# Why is my chicken covered in soot?



## kpg (Jan 28, 2020)

Hey all,

I got a OC Pecos offset smoker about 2 months ago, watched a lot of you tube before I got started  and used it about 8-10 times so far with all kinds of meat.

I think I've got a real good feel for it, I've been using maple I got from Academy, I chop it down to wrist size sticks. I leave the fire box  door door open for good air flow, control the temp with the smoke stack damper (usually about 50%). I let the wood start to burn after I put it on before I close the fire box so I don't get any white smoke in the cooking chamber...I always have blue to clear smoke coming out the stack.  The OC Pecos is very responsive to adjustments and I can control the temperature quite well.

So my last cook was two whole chickens, I dried the skin well, sprayed with canola oil and put on salt and pepper. I used no water bath this time because I read somewhere that will prevent the skin from crisping, and I ran it at around 325F for 2 hours, rotating the chickens once.

The meat turned out perfect but the skin was like thin tough leather. Now we really don't eat the skin so it does not  matter that much, but the reason for my questions is this, the skin was very sooty.  If you touched the skin you would get black soot on your hands, worse than I've seen in any other of my cooks...

Directive
Update the passage of the sooty chicken post from "I got a OC Pecos" to "kinds of meat.", putting "6 weeks" in place of "2 months". You won't need the rows.

Collection entries:
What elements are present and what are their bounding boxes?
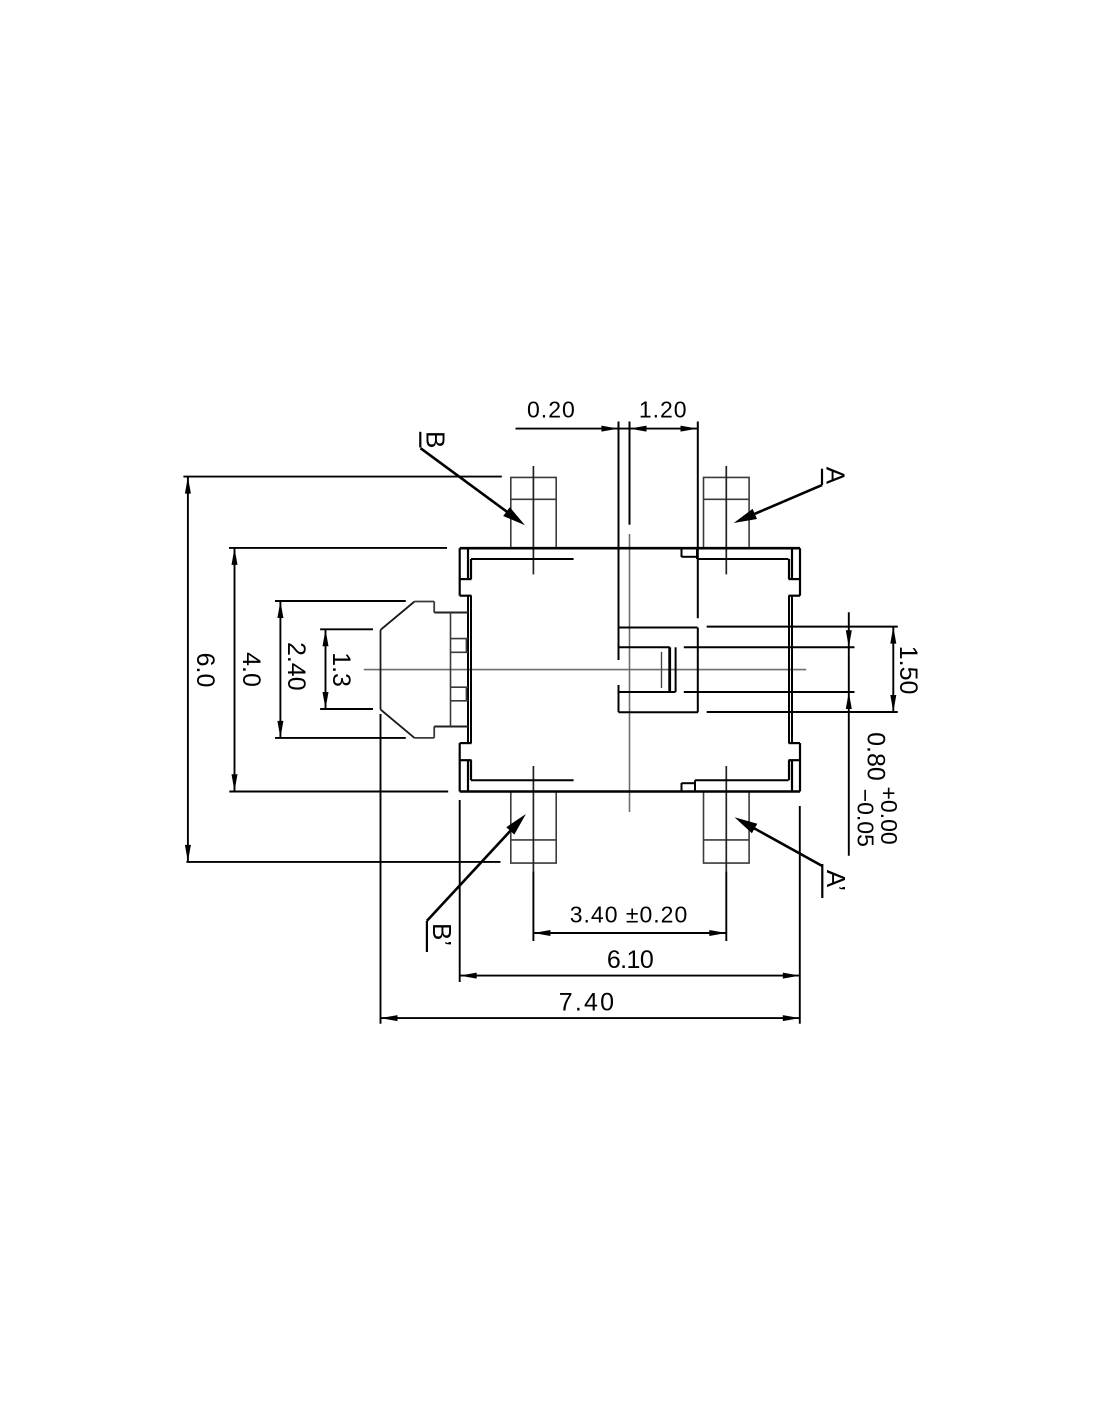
svg-text:A’: A’	[821, 870, 851, 891]
dim 4.0 arrows	[232, 548, 238, 565]
body left wall	[468, 596, 471, 743]
cover tab slot top	[682, 548, 698, 559]
pad BL solder line	[511, 839, 556, 841]
dim 6.10 arrows	[460, 973, 477, 979]
extension line x629.5	[629, 422, 631, 525]
section leader B	[421, 448, 513, 515]
svg-text:6.10: 6.10	[607, 946, 653, 974]
actuator front face	[380, 630, 382, 710]
dim 7.40 line	[381, 1017, 800, 1019]
dim 6.10 line	[460, 975, 800, 977]
svg-text:7.40: 7.40	[559, 989, 616, 1017]
svg-text:−0.05: −0.05	[853, 789, 879, 847]
section leader A'	[746, 824, 823, 867]
svg-text:3.40 ±0.20: 3.40 ±0.20	[570, 901, 689, 927]
dim 1.3 extension top	[320, 628, 373, 630]
dim 4.0 extension bottom	[229, 791, 448, 793]
dim 6.0 arrows	[185, 477, 191, 494]
section label A'	[821, 864, 823, 898]
contact thin line	[661, 652, 663, 688]
pad BL centerline	[532, 766, 534, 871]
actuator tab upper	[451, 639, 469, 653]
svg-text:1.20: 1.20	[639, 397, 688, 423]
body top edge	[460, 547, 800, 550]
dim 2.40 arrows	[277, 601, 283, 618]
svg-text:+0.00: +0.00	[876, 786, 902, 844]
body left corner tab bottom	[460, 743, 472, 791]
dim 3.40 extension left	[532, 871, 534, 941]
svg-text:B’: B’	[427, 923, 457, 946]
cover inner bottom line	[471, 779, 789, 781]
dim 1.3 line	[325, 629, 327, 709]
dim 3.40 arrows	[533, 930, 550, 936]
contact cavity right edge	[697, 422, 699, 713]
pad TL centerline	[532, 466, 534, 574]
dim 2.40 line	[279, 601, 281, 738]
dim 1.3 arrows	[323, 629, 329, 646]
actuator top chamfer	[381, 602, 415, 630]
dim 4.0 extension top	[229, 547, 447, 549]
section label A	[821, 469, 823, 485]
actuator inner line	[450, 613, 452, 727]
contact lower line	[619, 691, 855, 693]
contact cavity bottom line	[619, 711, 898, 713]
contact cavity top line	[619, 626, 898, 629]
dim 6.0 line	[187, 477, 189, 862]
dim 3.40 line	[533, 932, 726, 934]
section leader B'	[427, 825, 516, 921]
section leader A	[745, 485, 822, 518]
body right corner tab bottom	[789, 743, 801, 791]
svg-text:0.80: 0.80	[862, 732, 890, 781]
actuator shoulder top	[434, 612, 468, 614]
svg-text:1.3: 1.3	[327, 652, 355, 687]
dim 6.10 extension right	[799, 806, 801, 1024]
pad TR outline	[704, 477, 750, 548]
dim 0.80 arrows	[846, 630, 852, 647]
centerline horizontal	[364, 669, 806, 671]
pad BR solder line	[704, 839, 750, 841]
svg-text:A: A	[821, 467, 851, 485]
svg-text:6.0: 6.0	[191, 653, 219, 688]
dim 4.0 line	[234, 548, 236, 792]
dim 1.3 extension bottom	[320, 708, 373, 710]
actuator tab lower	[451, 687, 469, 701]
dim 1.50 arrows	[890, 627, 896, 644]
actuator shoulder bottom	[434, 726, 468, 728]
pad TL solder line	[511, 498, 556, 500]
dim 0.80 line	[848, 612, 850, 856]
dim 0.20 arrow	[601, 426, 618, 432]
dim 7.40 arrows	[381, 1015, 398, 1021]
pad TR centerline	[725, 466, 727, 574]
body bottom edge	[460, 790, 800, 793]
svg-text:1.50: 1.50	[894, 646, 922, 695]
dim 7.40 extension left	[380, 714, 382, 1024]
dim 2.40 extension bottom	[275, 737, 406, 739]
body right wall	[789, 596, 792, 743]
svg-text:B: B	[421, 431, 451, 448]
centerline vertical	[629, 534, 631, 812]
contact upper line	[619, 646, 855, 648]
dim 2.40 extension top	[275, 600, 406, 602]
movable contact box	[670, 647, 676, 692]
section label B'	[426, 921, 428, 952]
cover tab slot bottom	[682, 780, 696, 791]
contact cavity left edge	[618, 422, 620, 713]
svg-text:4.0: 4.0	[237, 652, 265, 687]
actuator top edge	[415, 602, 435, 613]
actuator bottom chamfer	[381, 710, 415, 738]
pad TL outline	[511, 477, 556, 548]
svg-text:0.20: 0.20	[527, 397, 576, 423]
body right corner tab top	[789, 548, 801, 596]
pad TR solder line	[704, 498, 750, 500]
dim 6.0 extension top	[183, 476, 501, 478]
dim 6.0 extension bottom	[186, 861, 500, 863]
dim 0.20 line	[516, 428, 698, 430]
dim 6.10 extension left	[459, 800, 461, 982]
actuator bottom edge	[415, 727, 435, 738]
cover inner top line	[471, 558, 789, 560]
section label B	[419, 432, 421, 448]
dim 1.50 line	[892, 627, 894, 712]
body left corner tab top	[460, 548, 472, 596]
pad BR outline	[704, 792, 750, 864]
svg-text:2.40: 2.40	[282, 642, 310, 691]
dim 1.20 arrows	[630, 426, 647, 432]
pad BL outline	[511, 792, 556, 864]
pad BR centerline	[725, 766, 727, 871]
dim 3.40 extension right	[725, 871, 727, 941]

Written response
I got a OC Pecos offset smoker about 6 weeks ago, watched a lot of you tube before I got started  and used it about 8-10 times so far with all kinds of meat.